All entries below need to be written out exactly, but without their pictures.

BEGIN ENTRIES PROVIDED

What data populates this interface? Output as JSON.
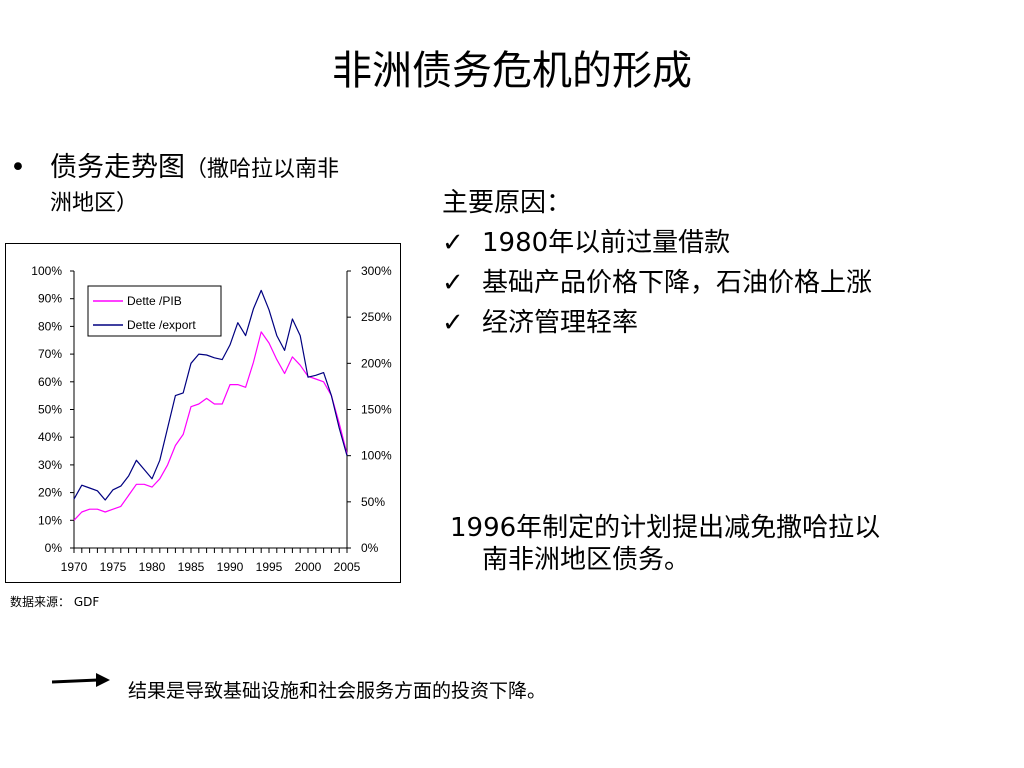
{
  "title": "非洲债务危机的形成",
  "left_bullet": {
    "bullet": "•",
    "main": "债务走势图",
    "sub_line1": "（撒哈拉以南非",
    "sub_line2": "洲地区）"
  },
  "source": "数据来源： GDF",
  "reasons": {
    "heading": "主要原因：",
    "check": "✓",
    "items": [
      "1980年以前过量借款",
      "基础产品价格下降，石油价格上涨",
      "经济管理轻率"
    ]
  },
  "plan": {
    "line1": "1996年制定的计划提出减免撒哈拉以",
    "line2": "南非洲地区债务。"
  },
  "result": "结果是导致基础设施和社会服务方面的投资下降。",
  "chart_data": {
    "type": "line",
    "x": [
      1970,
      1971,
      1972,
      1973,
      1974,
      1975,
      1976,
      1977,
      1978,
      1979,
      1980,
      1981,
      1982,
      1983,
      1984,
      1985,
      1986,
      1987,
      1988,
      1989,
      1990,
      1991,
      1992,
      1993,
      1994,
      1995,
      1996,
      1997,
      1998,
      1999,
      2000,
      2001,
      2002,
      2003,
      2004,
      2005
    ],
    "xticks": [
      1970,
      1975,
      1980,
      1985,
      1990,
      1995,
      2000,
      2005
    ],
    "series": [
      {
        "name": "Dette /PIB",
        "axis": "left",
        "color": "#ff00ff",
        "values": [
          10,
          13,
          14,
          14,
          13,
          14,
          15,
          19,
          23,
          23,
          22,
          25,
          30,
          37,
          41,
          51,
          52,
          54,
          52,
          52,
          59,
          59,
          58,
          67,
          78,
          74,
          68,
          63,
          69,
          66,
          62,
          61,
          60,
          55,
          45,
          34
        ]
      },
      {
        "name": "Dette /export",
        "axis": "right",
        "color": "#000080",
        "values": [
          53,
          68,
          65,
          62,
          52,
          63,
          67,
          78,
          95,
          85,
          75,
          95,
          130,
          165,
          168,
          200,
          210,
          209,
          206,
          204,
          220,
          244,
          230,
          259,
          279,
          258,
          230,
          214,
          248,
          230,
          185,
          187,
          190,
          165,
          130,
          100
        ]
      }
    ],
    "left_axis": {
      "ylim": [
        0,
        100
      ],
      "ticks": [
        "0%",
        "10%",
        "20%",
        "30%",
        "40%",
        "50%",
        "60%",
        "70%",
        "80%",
        "90%",
        "100%"
      ]
    },
    "right_axis": {
      "ylim": [
        0,
        300
      ],
      "ticks": [
        "0%",
        "50%",
        "100%",
        "150%",
        "200%",
        "250%",
        "300%"
      ]
    },
    "legend": "top-left",
    "grid": false
  }
}
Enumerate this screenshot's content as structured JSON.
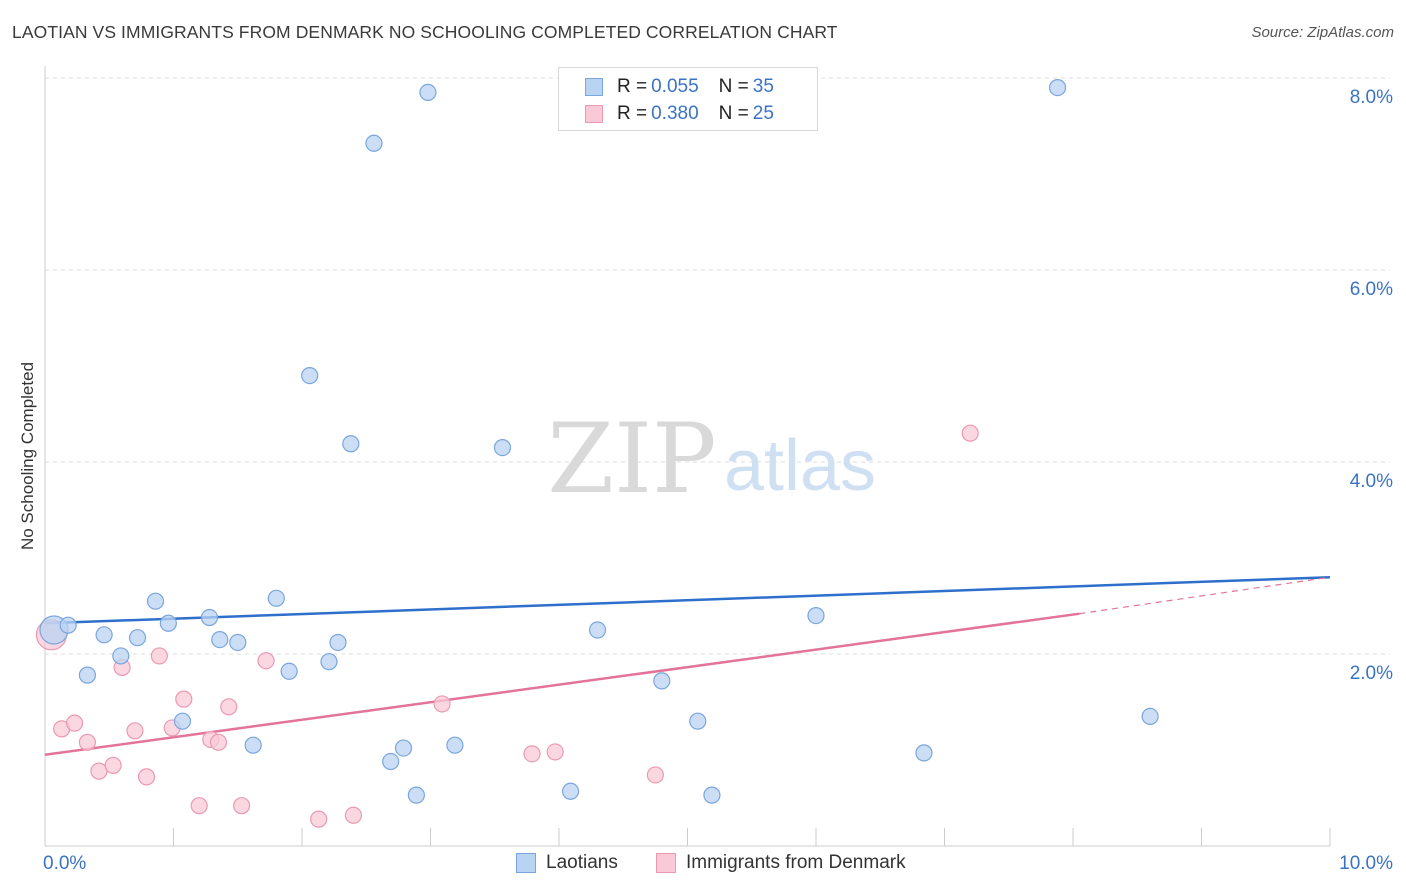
{
  "title": "LAOTIAN VS IMMIGRANTS FROM DENMARK NO SCHOOLING COMPLETED CORRELATION CHART",
  "source": "Source: ZipAtlas.com",
  "watermark": {
    "zip": "ZIP",
    "atlas": "atlas"
  },
  "legend": {
    "rows": [
      {
        "r_label": "R = ",
        "r_value": "0.055",
        "n_label": "N = ",
        "n_value": "35"
      },
      {
        "r_label": "R = ",
        "r_value": "0.380",
        "n_label": "N = ",
        "n_value": "25"
      }
    ]
  },
  "bottom_legend": [
    "Laotians",
    "Immigrants from Denmark"
  ],
  "colors": {
    "blue_fill": "#b9d3f3",
    "blue_stroke": "#7aa6dd",
    "blue_line": "#2e6fcc",
    "pink_fill": "#f9c9d7",
    "pink_stroke": "#ea9ab2",
    "pink_line": "#e4739a",
    "axis_text": "#3b73c4",
    "grid": "#dddddd"
  },
  "chart_data": {
    "type": "scatter",
    "xlabel": "",
    "ylabel": "No Schooling Completed",
    "xlim": [
      0,
      10
    ],
    "ylim": [
      0,
      8.0
    ],
    "x_tick_labels": [
      "0.0%",
      "10.0%"
    ],
    "y_ticks": [
      2.0,
      4.0,
      6.0,
      8.0
    ],
    "y_tick_labels": [
      "2.0%",
      "4.0%",
      "6.0%",
      "8.0%"
    ],
    "grid": true,
    "series": [
      {
        "name": "Laotians",
        "color": "#b9d3f3",
        "points": [
          [
            0.07,
            2.25
          ],
          [
            0.18,
            2.3
          ],
          [
            0.33,
            1.78
          ],
          [
            0.46,
            2.2
          ],
          [
            0.59,
            1.98
          ],
          [
            0.72,
            2.17
          ],
          [
            0.86,
            2.55
          ],
          [
            0.96,
            2.32
          ],
          [
            1.07,
            1.3
          ],
          [
            1.28,
            2.38
          ],
          [
            1.36,
            2.15
          ],
          [
            1.5,
            2.12
          ],
          [
            1.62,
            1.05
          ],
          [
            1.8,
            2.58
          ],
          [
            1.9,
            1.82
          ],
          [
            2.06,
            4.9
          ],
          [
            2.21,
            1.92
          ],
          [
            2.28,
            2.12
          ],
          [
            2.38,
            4.19
          ],
          [
            2.56,
            7.32
          ],
          [
            2.69,
            0.88
          ],
          [
            2.79,
            1.02
          ],
          [
            2.89,
            0.53
          ],
          [
            2.98,
            7.85
          ],
          [
            3.19,
            1.05
          ],
          [
            3.56,
            4.15
          ],
          [
            4.09,
            0.57
          ],
          [
            4.3,
            2.25
          ],
          [
            4.8,
            1.72
          ],
          [
            5.08,
            1.3
          ],
          [
            5.19,
            0.53
          ],
          [
            6.0,
            2.4
          ],
          [
            6.84,
            0.97
          ],
          [
            7.88,
            7.9
          ],
          [
            8.6,
            1.35
          ]
        ]
      },
      {
        "name": "Immigrants from Denmark",
        "color": "#f9c9d7",
        "points": [
          [
            0.05,
            2.2
          ],
          [
            0.13,
            1.22
          ],
          [
            0.23,
            1.28
          ],
          [
            0.33,
            1.08
          ],
          [
            0.42,
            0.78
          ],
          [
            0.53,
            0.84
          ],
          [
            0.6,
            1.86
          ],
          [
            0.7,
            1.2
          ],
          [
            0.79,
            0.72
          ],
          [
            0.89,
            1.98
          ],
          [
            0.99,
            1.23
          ],
          [
            1.08,
            1.53
          ],
          [
            1.2,
            0.42
          ],
          [
            1.29,
            1.11
          ],
          [
            1.35,
            1.08
          ],
          [
            1.43,
            1.45
          ],
          [
            1.53,
            0.42
          ],
          [
            1.72,
            1.93
          ],
          [
            2.13,
            0.28
          ],
          [
            2.4,
            0.32
          ],
          [
            3.09,
            1.48
          ],
          [
            3.79,
            0.96
          ],
          [
            3.97,
            0.98
          ],
          [
            4.75,
            0.74
          ],
          [
            7.2,
            4.3
          ]
        ]
      }
    ],
    "trend_lines": [
      {
        "series": "Laotians",
        "from": [
          0,
          2.32
        ],
        "to": [
          10,
          2.8
        ]
      },
      {
        "series": "Immigrants from Denmark",
        "from": [
          0,
          0.95
        ],
        "to": [
          8.05,
          2.42
        ],
        "dashed_to": [
          10,
          2.8
        ]
      }
    ]
  }
}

END ENTRIES PROVIDED

> [RESULT OF THE EXERCISE]:
What data populates this interface? Output as JSON.
{
  "title": "非洲债务危机的形成",
  "left_bullet": {
    "bullet": "•",
    "main": "债务走势图",
    "sub_line1": "（撒哈拉以南非",
    "sub_line2": "洲地区）"
  },
  "source": "数据来源： GDF",
  "reasons": {
    "heading": "主要原因：",
    "check": "✓",
    "items": [
      "1980年以前过量借款",
      "基础产品价格下降，石油价格上涨",
      "经济管理轻率"
    ]
  },
  "plan": {
    "line1": "1996年制定的计划提出减免撒哈拉以",
    "line2": "南非洲地区债务。"
  },
  "result": "结果是导致基础设施和社会服务方面的投资下降。",
  "chart_data": {
    "type": "line",
    "x": [
      1970,
      1971,
      1972,
      1973,
      1974,
      1975,
      1976,
      1977,
      1978,
      1979,
      1980,
      1981,
      1982,
      1983,
      1984,
      1985,
      1986,
      1987,
      1988,
      1989,
      1990,
      1991,
      1992,
      1993,
      1994,
      1995,
      1996,
      1997,
      1998,
      1999,
      2000,
      2001,
      2002,
      2003,
      2004,
      2005
    ],
    "xticks": [
      1970,
      1975,
      1980,
      1985,
      1990,
      1995,
      2000,
      2005
    ],
    "series": [
      {
        "name": "Dette /PIB",
        "axis": "left",
        "color": "#ff00ff",
        "values": [
          10,
          13,
          14,
          14,
          13,
          14,
          15,
          19,
          23,
          23,
          22,
          25,
          30,
          37,
          41,
          51,
          52,
          54,
          52,
          52,
          59,
          59,
          58,
          67,
          78,
          74,
          68,
          63,
          69,
          66,
          62,
          61,
          60,
          55,
          45,
          34
        ]
      },
      {
        "name": "Dette /export",
        "axis": "right",
        "color": "#000080",
        "values": [
          53,
          68,
          65,
          62,
          52,
          63,
          67,
          78,
          95,
          85,
          75,
          95,
          130,
          165,
          168,
          200,
          210,
          209,
          206,
          204,
          220,
          244,
          230,
          259,
          279,
          258,
          230,
          214,
          248,
          230,
          185,
          187,
          190,
          165,
          130,
          100
        ]
      }
    ],
    "left_axis": {
      "ylim": [
        0,
        100
      ],
      "ticks": [
        "0%",
        "10%",
        "20%",
        "30%",
        "40%",
        "50%",
        "60%",
        "70%",
        "80%",
        "90%",
        "100%"
      ]
    },
    "right_axis": {
      "ylim": [
        0,
        300
      ],
      "ticks": [
        "0%",
        "50%",
        "100%",
        "150%",
        "200%",
        "250%",
        "300%"
      ]
    },
    "legend": "top-left",
    "grid": false
  }
}
Enumerate this screenshot's content as structured JSON.
{
  "title": "LAOTIAN VS IMMIGRANTS FROM DENMARK NO SCHOOLING COMPLETED CORRELATION CHART",
  "source": "Source: ZipAtlas.com",
  "watermark": {
    "zip": "ZIP",
    "atlas": "atlas"
  },
  "legend": {
    "rows": [
      {
        "r_label": "R = ",
        "r_value": "0.055",
        "n_label": "N = ",
        "n_value": "35"
      },
      {
        "r_label": "R = ",
        "r_value": "0.380",
        "n_label": "N = ",
        "n_value": "25"
      }
    ]
  },
  "bottom_legend": [
    "Laotians",
    "Immigrants from Denmark"
  ],
  "colors": {
    "blue_fill": "#b9d3f3",
    "blue_stroke": "#7aa6dd",
    "blue_line": "#2e6fcc",
    "pink_fill": "#f9c9d7",
    "pink_stroke": "#ea9ab2",
    "pink_line": "#e4739a",
    "axis_text": "#3b73c4",
    "grid": "#dddddd"
  },
  "chart_data": {
    "type": "scatter",
    "xlabel": "",
    "ylabel": "No Schooling Completed",
    "xlim": [
      0,
      10
    ],
    "ylim": [
      0,
      8.0
    ],
    "x_tick_labels": [
      "0.0%",
      "10.0%"
    ],
    "y_ticks": [
      2.0,
      4.0,
      6.0,
      8.0
    ],
    "y_tick_labels": [
      "2.0%",
      "4.0%",
      "6.0%",
      "8.0%"
    ],
    "grid": true,
    "series": [
      {
        "name": "Laotians",
        "color": "#b9d3f3",
        "points": [
          [
            0.07,
            2.25
          ],
          [
            0.18,
            2.3
          ],
          [
            0.33,
            1.78
          ],
          [
            0.46,
            2.2
          ],
          [
            0.59,
            1.98
          ],
          [
            0.72,
            2.17
          ],
          [
            0.86,
            2.55
          ],
          [
            0.96,
            2.32
          ],
          [
            1.07,
            1.3
          ],
          [
            1.28,
            2.38
          ],
          [
            1.36,
            2.15
          ],
          [
            1.5,
            2.12
          ],
          [
            1.62,
            1.05
          ],
          [
            1.8,
            2.58
          ],
          [
            1.9,
            1.82
          ],
          [
            2.06,
            4.9
          ],
          [
            2.21,
            1.92
          ],
          [
            2.28,
            2.12
          ],
          [
            2.38,
            4.19
          ],
          [
            2.56,
            7.32
          ],
          [
            2.69,
            0.88
          ],
          [
            2.79,
            1.02
          ],
          [
            2.89,
            0.53
          ],
          [
            2.98,
            7.85
          ],
          [
            3.19,
            1.05
          ],
          [
            3.56,
            4.15
          ],
          [
            4.09,
            0.57
          ],
          [
            4.3,
            2.25
          ],
          [
            4.8,
            1.72
          ],
          [
            5.08,
            1.3
          ],
          [
            5.19,
            0.53
          ],
          [
            6.0,
            2.4
          ],
          [
            6.84,
            0.97
          ],
          [
            7.88,
            7.9
          ],
          [
            8.6,
            1.35
          ]
        ]
      },
      {
        "name": "Immigrants from Denmark",
        "color": "#f9c9d7",
        "points": [
          [
            0.05,
            2.2
          ],
          [
            0.13,
            1.22
          ],
          [
            0.23,
            1.28
          ],
          [
            0.33,
            1.08
          ],
          [
            0.42,
            0.78
          ],
          [
            0.53,
            0.84
          ],
          [
            0.6,
            1.86
          ],
          [
            0.7,
            1.2
          ],
          [
            0.79,
            0.72
          ],
          [
            0.89,
            1.98
          ],
          [
            0.99,
            1.23
          ],
          [
            1.08,
            1.53
          ],
          [
            1.2,
            0.42
          ],
          [
            1.29,
            1.11
          ],
          [
            1.35,
            1.08
          ],
          [
            1.43,
            1.45
          ],
          [
            1.53,
            0.42
          ],
          [
            1.72,
            1.93
          ],
          [
            2.13,
            0.28
          ],
          [
            2.4,
            0.32
          ],
          [
            3.09,
            1.48
          ],
          [
            3.79,
            0.96
          ],
          [
            3.97,
            0.98
          ],
          [
            4.75,
            0.74
          ],
          [
            7.2,
            4.3
          ]
        ]
      }
    ],
    "trend_lines": [
      {
        "series": "Laotians",
        "from": [
          0,
          2.32
        ],
        "to": [
          10,
          2.8
        ]
      },
      {
        "series": "Immigrants from Denmark",
        "from": [
          0,
          0.95
        ],
        "to": [
          8.05,
          2.42
        ],
        "dashed_to": [
          10,
          2.8
        ]
      }
    ]
  }
}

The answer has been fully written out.